> Supplied data
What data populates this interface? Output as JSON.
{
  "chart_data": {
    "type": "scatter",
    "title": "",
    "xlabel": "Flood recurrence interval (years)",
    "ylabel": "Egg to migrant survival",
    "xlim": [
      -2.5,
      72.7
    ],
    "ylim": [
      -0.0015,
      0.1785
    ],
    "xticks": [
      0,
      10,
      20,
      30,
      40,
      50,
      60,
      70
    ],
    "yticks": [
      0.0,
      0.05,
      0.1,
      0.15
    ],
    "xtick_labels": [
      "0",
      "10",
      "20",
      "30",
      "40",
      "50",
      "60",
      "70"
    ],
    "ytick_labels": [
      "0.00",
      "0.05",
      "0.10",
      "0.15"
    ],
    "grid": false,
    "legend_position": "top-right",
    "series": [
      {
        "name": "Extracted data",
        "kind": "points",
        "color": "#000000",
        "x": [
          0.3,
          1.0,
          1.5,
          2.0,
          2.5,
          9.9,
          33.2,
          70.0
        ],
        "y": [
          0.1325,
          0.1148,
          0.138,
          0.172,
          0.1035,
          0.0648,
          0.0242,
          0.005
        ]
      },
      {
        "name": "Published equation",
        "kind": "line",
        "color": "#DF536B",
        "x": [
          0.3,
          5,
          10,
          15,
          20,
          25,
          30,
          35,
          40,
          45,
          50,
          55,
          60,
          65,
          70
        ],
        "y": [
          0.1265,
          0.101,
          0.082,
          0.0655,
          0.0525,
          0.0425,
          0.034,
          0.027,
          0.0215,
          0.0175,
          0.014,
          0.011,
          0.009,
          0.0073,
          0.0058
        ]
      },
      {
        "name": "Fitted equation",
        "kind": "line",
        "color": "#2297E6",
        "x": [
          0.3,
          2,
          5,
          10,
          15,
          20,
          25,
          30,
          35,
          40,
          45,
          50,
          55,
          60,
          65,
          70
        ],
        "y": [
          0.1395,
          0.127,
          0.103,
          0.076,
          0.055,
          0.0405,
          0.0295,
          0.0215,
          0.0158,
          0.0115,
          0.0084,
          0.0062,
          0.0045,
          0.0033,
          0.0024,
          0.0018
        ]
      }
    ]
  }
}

> What the task asks
Copy out each line of the listing that holds "equation".

> Exercise response
        "name": "Published equation",
        "name": "Fitted equation",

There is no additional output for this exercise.